§ What the task requires
In the listing below, substitute "clickable" for every occurrence of "interactable" and reproduce all remaining lines unchanged. Omit the pictures from your output.

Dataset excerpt
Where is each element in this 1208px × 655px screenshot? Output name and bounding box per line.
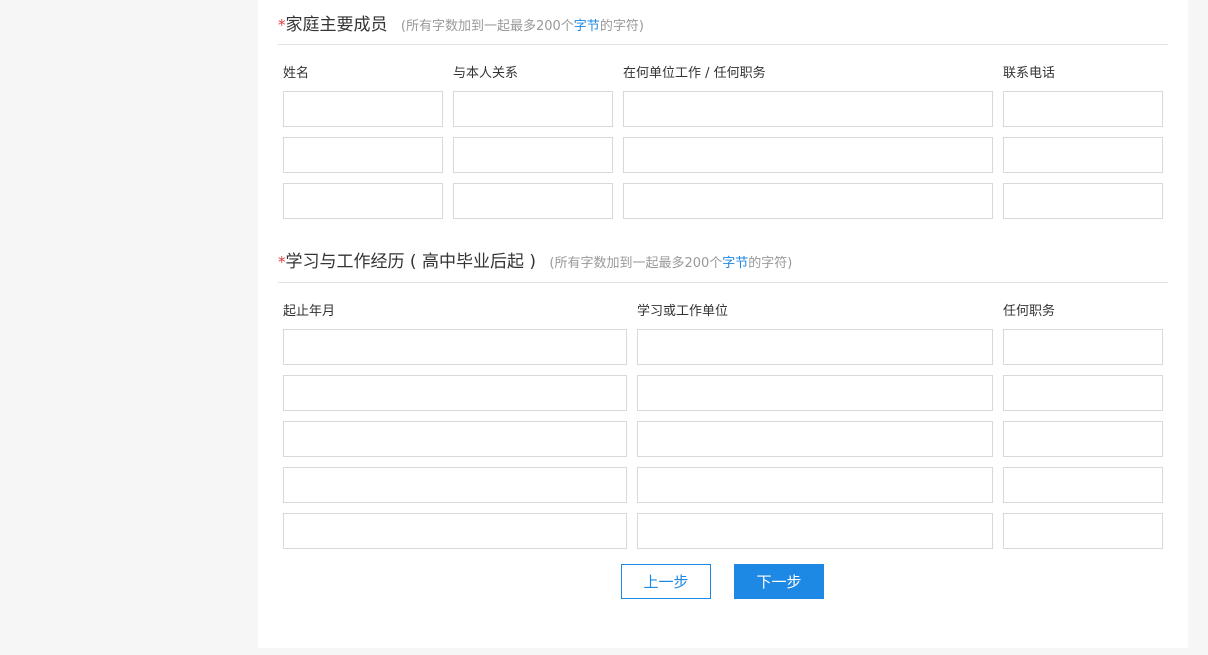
member-relation-input[interactable]: [453, 183, 613, 219]
history-unit-input[interactable]: [637, 329, 993, 365]
column-header-period: 起止年月: [283, 304, 336, 319]
history-period-input[interactable]: [283, 421, 627, 457]
history-position-input[interactable]: [1003, 421, 1163, 457]
bytes-link[interactable]: 字节: [574, 19, 600, 34]
column-header-employer: 在何单位工作 / 任何职务: [623, 66, 766, 81]
column-header-relation: 与本人关系: [453, 66, 519, 81]
history-position-input[interactable]: [1003, 467, 1163, 503]
family-char-limit-note: (所有字数加到一起最多200个字节的字符): [400, 19, 644, 34]
history-title-text: 学习与工作经历 ( 高中毕业后起 ): [285, 252, 536, 272]
history-unit-input[interactable]: [637, 421, 993, 457]
family-title-text: 家庭主要成员: [285, 15, 388, 35]
bytes-link[interactable]: 字节: [722, 256, 748, 271]
family-section-title: *家庭主要成员 (所有字数加到一起最多200个字节的字符): [278, 10, 644, 35]
history-period-input[interactable]: [283, 375, 627, 411]
column-header-phone: 联系电话: [1003, 66, 1056, 81]
next-step-button[interactable]: 下一步: [734, 564, 824, 599]
required-mark: *: [278, 16, 286, 34]
member-employer-position-input[interactable]: [623, 183, 993, 219]
member-relation-input[interactable]: [453, 91, 613, 127]
history-position-input[interactable]: [1003, 513, 1163, 549]
family-divider: [278, 44, 1168, 45]
history-position-input[interactable]: [1003, 329, 1163, 365]
history-period-input[interactable]: [283, 513, 627, 549]
history-period-input[interactable]: [283, 467, 627, 503]
history-unit-input[interactable]: [637, 513, 993, 549]
history-position-input[interactable]: [1003, 375, 1163, 411]
required-mark: *: [278, 253, 286, 271]
member-employer-position-input[interactable]: [623, 91, 993, 127]
column-header-name: 姓名: [283, 66, 310, 81]
column-header-position: 任何职务: [1003, 304, 1056, 319]
history-section-title: *学习与工作经历 ( 高中毕业后起 ) (所有字数加到一起最多200个字节的字符…: [278, 247, 792, 272]
member-relation-input[interactable]: [453, 137, 613, 173]
form-card: *家庭主要成员 (所有字数加到一起最多200个字节的字符) 姓名 与本人关系 在…: [258, 0, 1188, 648]
column-header-unit: 学习或工作单位: [637, 304, 729, 319]
history-char-limit-note: (所有字数加到一起最多200个字节的字符): [549, 256, 793, 271]
history-divider: [278, 282, 1168, 283]
member-employer-position-input[interactable]: [623, 137, 993, 173]
history-unit-input[interactable]: [637, 375, 993, 411]
member-phone-input[interactable]: [1003, 183, 1163, 219]
history-unit-input[interactable]: [637, 467, 993, 503]
member-name-input[interactable]: [283, 137, 443, 173]
member-name-input[interactable]: [283, 183, 443, 219]
member-phone-input[interactable]: [1003, 137, 1163, 173]
history-period-input[interactable]: [283, 329, 627, 365]
previous-step-button[interactable]: 上一步: [621, 564, 711, 599]
member-name-input[interactable]: [283, 91, 443, 127]
member-phone-input[interactable]: [1003, 91, 1163, 127]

§ Response to the exercise
Where is each element in this 1208px × 655px screenshot? Output name and bounding box per line.
member-relation-input[clickable]: [453, 183, 613, 219]
history-unit-input[clickable]: [637, 329, 993, 365]
column-header-period: 起止年月: [283, 304, 336, 319]
history-period-input[clickable]: [283, 421, 627, 457]
history-position-input[clickable]: [1003, 421, 1163, 457]
bytes-link[clickable]: 字节: [574, 19, 600, 34]
column-header-employer: 在何单位工作 / 任何职务: [623, 66, 766, 81]
column-header-relation: 与本人关系: [453, 66, 519, 81]
history-position-input[clickable]: [1003, 467, 1163, 503]
family-char-limit-note: (所有字数加到一起最多200个字节的字符): [400, 19, 644, 34]
history-title-text: 学习与工作经历 ( 高中毕业后起 ): [285, 252, 536, 272]
history-unit-input[clickable]: [637, 421, 993, 457]
family-title-text: 家庭主要成员: [285, 15, 388, 35]
bytes-link[clickable]: 字节: [722, 256, 748, 271]
family-section-title: *家庭主要成员 (所有字数加到一起最多200个字节的字符): [278, 10, 644, 35]
history-period-input[clickable]: [283, 375, 627, 411]
column-header-phone: 联系电话: [1003, 66, 1056, 81]
next-step-button[clickable]: 下一步: [734, 564, 824, 599]
required-mark: *: [278, 16, 286, 34]
member-employer-position-input[clickable]: [623, 183, 993, 219]
member-relation-input[clickable]: [453, 91, 613, 127]
history-position-input[clickable]: [1003, 513, 1163, 549]
family-divider: [278, 44, 1168, 45]
history-position-input[clickable]: [1003, 329, 1163, 365]
history-period-input[clickable]: [283, 513, 627, 549]
history-period-input[clickable]: [283, 467, 627, 503]
history-unit-input[clickable]: [637, 513, 993, 549]
history-position-input[clickable]: [1003, 375, 1163, 411]
required-mark: *: [278, 253, 286, 271]
member-employer-position-input[clickable]: [623, 91, 993, 127]
column-header-name: 姓名: [283, 66, 310, 81]
column-header-position: 任何职务: [1003, 304, 1056, 319]
history-section-title: *学习与工作经历 ( 高中毕业后起 ) (所有字数加到一起最多200个字节的字符…: [278, 247, 792, 272]
member-relation-input[clickable]: [453, 137, 613, 173]
form-card: *家庭主要成员 (所有字数加到一起最多200个字节的字符) 姓名 与本人关系 在…: [258, 0, 1188, 648]
column-header-unit: 学习或工作单位: [637, 304, 729, 319]
history-char-limit-note: (所有字数加到一起最多200个字节的字符): [549, 256, 793, 271]
history-divider: [278, 282, 1168, 283]
member-employer-position-input[clickable]: [623, 137, 993, 173]
history-unit-input[clickable]: [637, 375, 993, 411]
member-phone-input[clickable]: [1003, 183, 1163, 219]
history-unit-input[clickable]: [637, 467, 993, 503]
member-name-input[clickable]: [283, 137, 443, 173]
member-name-input[clickable]: [283, 183, 443, 219]
member-phone-input[clickable]: [1003, 137, 1163, 173]
history-period-input[clickable]: [283, 329, 627, 365]
previous-step-button[clickable]: 上一步: [621, 564, 711, 599]
member-name-input[clickable]: [283, 91, 443, 127]
member-phone-input[clickable]: [1003, 91, 1163, 127]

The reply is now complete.